Bloc de texte:
________________________
Affaire Ndiaga Seck : les accusations de Babacar Ba contre une manipulation politique
Affaire Ndiaga Seck : une manœuvre douteuse pour salir Ousmane Sonko ?
L’incarcération de Ndiaga Seck, figure politique sénégalaise, suscite une vague de réactions sur la scène publique. Accusé d’« acte contre nature », il a été présenté au juge d’instruction du premier cabinet de Louga avant d’être écroué. Une procédure qui, selon certains acteurs, tenterait d’établir un lien artificiel avec Ousmane Sonko, Premier ministre en exercice. Une hypothèse fermement rejetée par Babacar Ba, président du Forum des justiciables.
Une tentative de discrédit organisée contre le chef du gouvernement
Pour Babacar Ba, ces spéculations relèvent d’une stratégie délibérée visant à nuire à l’image d’Ousmane Sonko. Dans un communiqué publié en ligne, il dénonce une manipulation politique visant à associer son nom à une affaire judiciaire sans fondement.
________________________
Objectif de la tâche: Reproduis intégralement le texte sur l'affaire Ndiaga Seck, sans y changer un seul mot. Les lignes qui suivent proviennent d'une autre source.
________________________
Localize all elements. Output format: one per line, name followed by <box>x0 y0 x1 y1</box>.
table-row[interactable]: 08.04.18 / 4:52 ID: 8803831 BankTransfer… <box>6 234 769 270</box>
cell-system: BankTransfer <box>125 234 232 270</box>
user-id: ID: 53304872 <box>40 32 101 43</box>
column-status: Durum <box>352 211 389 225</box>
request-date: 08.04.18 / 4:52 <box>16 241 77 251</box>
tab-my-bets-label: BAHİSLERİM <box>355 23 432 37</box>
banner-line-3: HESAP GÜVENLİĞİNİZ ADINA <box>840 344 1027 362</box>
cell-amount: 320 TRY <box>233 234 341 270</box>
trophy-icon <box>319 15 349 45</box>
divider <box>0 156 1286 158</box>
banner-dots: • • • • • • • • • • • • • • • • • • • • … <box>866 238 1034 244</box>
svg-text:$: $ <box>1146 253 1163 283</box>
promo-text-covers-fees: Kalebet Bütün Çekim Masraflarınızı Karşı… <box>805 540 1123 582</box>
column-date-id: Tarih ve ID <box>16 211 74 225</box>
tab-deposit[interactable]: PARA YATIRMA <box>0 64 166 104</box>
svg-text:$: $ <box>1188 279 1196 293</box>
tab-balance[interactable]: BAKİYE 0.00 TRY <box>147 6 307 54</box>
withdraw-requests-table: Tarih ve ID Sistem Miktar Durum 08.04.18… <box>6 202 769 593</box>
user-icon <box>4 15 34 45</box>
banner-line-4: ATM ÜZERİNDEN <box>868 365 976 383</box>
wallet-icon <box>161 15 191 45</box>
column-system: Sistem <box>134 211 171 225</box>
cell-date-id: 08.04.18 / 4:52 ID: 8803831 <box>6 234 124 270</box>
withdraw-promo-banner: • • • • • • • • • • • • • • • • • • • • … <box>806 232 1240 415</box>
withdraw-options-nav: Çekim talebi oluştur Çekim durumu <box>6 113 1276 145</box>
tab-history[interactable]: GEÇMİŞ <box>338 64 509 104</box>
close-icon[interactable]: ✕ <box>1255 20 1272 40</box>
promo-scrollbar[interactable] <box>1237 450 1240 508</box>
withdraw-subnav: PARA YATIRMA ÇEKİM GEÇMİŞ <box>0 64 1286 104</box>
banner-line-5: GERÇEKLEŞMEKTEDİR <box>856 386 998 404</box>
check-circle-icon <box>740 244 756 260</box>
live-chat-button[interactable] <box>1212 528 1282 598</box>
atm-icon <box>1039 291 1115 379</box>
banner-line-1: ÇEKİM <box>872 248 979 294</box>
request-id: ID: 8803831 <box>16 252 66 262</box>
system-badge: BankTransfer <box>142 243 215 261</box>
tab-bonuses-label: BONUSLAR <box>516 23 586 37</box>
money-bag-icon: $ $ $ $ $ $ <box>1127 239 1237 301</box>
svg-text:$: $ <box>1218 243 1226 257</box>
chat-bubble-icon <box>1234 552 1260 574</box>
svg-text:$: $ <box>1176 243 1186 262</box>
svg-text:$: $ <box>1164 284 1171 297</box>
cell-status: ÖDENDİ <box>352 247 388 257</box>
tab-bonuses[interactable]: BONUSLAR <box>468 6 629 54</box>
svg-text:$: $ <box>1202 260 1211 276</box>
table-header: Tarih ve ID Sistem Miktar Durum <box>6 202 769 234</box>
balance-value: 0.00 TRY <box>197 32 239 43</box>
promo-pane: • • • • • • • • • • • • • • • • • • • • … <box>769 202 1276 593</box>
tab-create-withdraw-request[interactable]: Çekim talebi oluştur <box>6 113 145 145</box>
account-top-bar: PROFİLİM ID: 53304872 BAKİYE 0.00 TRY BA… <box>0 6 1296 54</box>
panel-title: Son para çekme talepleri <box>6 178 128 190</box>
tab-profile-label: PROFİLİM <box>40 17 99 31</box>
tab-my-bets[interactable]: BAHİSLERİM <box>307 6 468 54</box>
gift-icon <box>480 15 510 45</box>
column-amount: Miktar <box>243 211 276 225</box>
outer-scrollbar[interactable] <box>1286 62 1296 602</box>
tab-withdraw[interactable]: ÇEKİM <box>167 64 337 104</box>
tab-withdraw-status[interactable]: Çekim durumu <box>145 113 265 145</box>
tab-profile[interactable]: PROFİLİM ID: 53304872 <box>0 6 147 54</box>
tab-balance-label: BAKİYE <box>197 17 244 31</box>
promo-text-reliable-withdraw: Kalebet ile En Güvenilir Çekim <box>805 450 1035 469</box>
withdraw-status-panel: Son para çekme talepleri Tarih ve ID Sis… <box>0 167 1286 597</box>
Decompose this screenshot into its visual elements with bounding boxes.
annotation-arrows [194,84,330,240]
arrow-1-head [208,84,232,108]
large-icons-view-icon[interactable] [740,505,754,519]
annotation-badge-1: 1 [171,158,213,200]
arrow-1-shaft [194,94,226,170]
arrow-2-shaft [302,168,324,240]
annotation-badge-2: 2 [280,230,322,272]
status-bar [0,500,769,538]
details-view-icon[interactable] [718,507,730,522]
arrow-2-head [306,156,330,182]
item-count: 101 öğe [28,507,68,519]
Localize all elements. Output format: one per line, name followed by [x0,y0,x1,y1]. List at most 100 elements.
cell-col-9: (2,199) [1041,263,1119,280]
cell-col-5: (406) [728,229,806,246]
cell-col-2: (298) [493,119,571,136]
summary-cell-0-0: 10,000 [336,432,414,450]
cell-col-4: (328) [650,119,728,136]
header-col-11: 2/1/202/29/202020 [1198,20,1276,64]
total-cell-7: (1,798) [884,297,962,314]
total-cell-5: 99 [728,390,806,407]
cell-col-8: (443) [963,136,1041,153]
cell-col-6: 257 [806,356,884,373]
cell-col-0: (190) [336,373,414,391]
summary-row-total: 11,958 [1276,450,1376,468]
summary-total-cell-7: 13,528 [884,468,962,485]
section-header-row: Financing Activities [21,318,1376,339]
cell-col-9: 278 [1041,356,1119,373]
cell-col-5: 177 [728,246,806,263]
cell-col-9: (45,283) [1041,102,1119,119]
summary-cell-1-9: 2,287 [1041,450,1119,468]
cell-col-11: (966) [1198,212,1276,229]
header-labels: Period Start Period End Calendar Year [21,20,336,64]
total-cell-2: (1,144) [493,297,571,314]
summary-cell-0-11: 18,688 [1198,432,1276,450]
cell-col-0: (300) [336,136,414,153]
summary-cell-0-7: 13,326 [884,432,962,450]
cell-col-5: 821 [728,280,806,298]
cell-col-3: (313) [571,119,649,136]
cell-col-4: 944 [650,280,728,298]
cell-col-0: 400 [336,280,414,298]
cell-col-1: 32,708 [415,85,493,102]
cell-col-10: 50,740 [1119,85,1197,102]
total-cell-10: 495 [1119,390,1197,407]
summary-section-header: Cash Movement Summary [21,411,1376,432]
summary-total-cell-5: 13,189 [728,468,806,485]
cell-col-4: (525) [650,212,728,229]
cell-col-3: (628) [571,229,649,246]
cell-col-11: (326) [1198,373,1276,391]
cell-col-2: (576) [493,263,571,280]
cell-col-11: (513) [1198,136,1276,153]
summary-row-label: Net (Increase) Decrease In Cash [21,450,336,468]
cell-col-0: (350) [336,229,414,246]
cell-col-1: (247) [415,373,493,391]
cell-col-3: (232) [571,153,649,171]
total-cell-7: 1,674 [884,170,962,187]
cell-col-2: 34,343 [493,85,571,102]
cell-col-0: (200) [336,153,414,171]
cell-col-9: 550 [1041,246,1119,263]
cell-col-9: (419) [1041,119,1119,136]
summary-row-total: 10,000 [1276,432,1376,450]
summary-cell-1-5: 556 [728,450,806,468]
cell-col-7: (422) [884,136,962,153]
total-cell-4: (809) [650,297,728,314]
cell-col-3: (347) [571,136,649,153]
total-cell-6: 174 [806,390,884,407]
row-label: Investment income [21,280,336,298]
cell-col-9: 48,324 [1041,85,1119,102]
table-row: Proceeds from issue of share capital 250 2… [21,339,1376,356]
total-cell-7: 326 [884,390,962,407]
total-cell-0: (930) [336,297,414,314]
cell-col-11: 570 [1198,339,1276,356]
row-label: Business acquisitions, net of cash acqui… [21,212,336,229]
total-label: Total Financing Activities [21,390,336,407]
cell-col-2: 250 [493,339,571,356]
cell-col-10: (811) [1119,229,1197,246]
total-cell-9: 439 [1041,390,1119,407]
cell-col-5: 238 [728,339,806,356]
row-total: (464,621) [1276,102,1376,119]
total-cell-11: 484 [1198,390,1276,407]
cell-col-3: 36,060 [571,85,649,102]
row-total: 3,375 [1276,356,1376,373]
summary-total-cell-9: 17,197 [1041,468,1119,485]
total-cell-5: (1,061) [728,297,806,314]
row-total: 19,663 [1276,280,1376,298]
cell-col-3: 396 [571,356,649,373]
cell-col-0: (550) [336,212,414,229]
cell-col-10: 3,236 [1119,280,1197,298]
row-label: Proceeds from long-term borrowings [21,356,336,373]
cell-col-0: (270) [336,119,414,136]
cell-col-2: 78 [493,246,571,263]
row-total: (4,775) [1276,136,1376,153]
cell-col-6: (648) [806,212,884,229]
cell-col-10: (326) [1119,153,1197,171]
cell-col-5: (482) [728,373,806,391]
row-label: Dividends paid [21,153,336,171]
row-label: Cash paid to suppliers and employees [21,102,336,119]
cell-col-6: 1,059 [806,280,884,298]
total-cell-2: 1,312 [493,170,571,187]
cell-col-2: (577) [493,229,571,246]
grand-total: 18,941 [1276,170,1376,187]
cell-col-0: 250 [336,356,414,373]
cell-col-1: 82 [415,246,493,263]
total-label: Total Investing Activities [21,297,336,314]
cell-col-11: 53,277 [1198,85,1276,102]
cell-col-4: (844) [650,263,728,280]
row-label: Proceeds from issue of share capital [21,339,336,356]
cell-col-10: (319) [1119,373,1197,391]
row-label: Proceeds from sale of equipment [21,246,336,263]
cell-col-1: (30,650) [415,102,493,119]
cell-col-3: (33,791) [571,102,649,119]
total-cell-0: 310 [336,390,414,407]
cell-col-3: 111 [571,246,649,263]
________________________
Résultat obtenu:
Affaire Ndiaga Seck : les accusations de Babacar Ba contre une manipulation politique
Affaire Ndiaga Seck : une manœuvre douteuse pour salir Ousmane Sonko ?
L’incarcération de Ndiaga Seck, figure politique sénégalaise, suscite une vague de réactions sur la scène publique. Accusé d’« acte contre nature », il a été présenté au juge d’instruction du premier cabinet de Louga avant d’être écroué. Une procédure qui, selon certains acteurs, tenterait d’établir un lien artificiel avec Ousmane Sonko, Premier ministre en exercice. Une hypothèse fermement rejetée par Babacar Ba, président du Forum des justiciables.
Une tentative de discrédit organisée contre le chef du gouvernement
Pour Babacar Ba, ces spéculations relèvent d’une stratégie délibérée visant à nuire à l’image d’Ousmane Sonko. Dans un communiqué publié en ligne, il dénonce une manipulation politique visant à associer son nom à une affaire judiciaire sans fondement.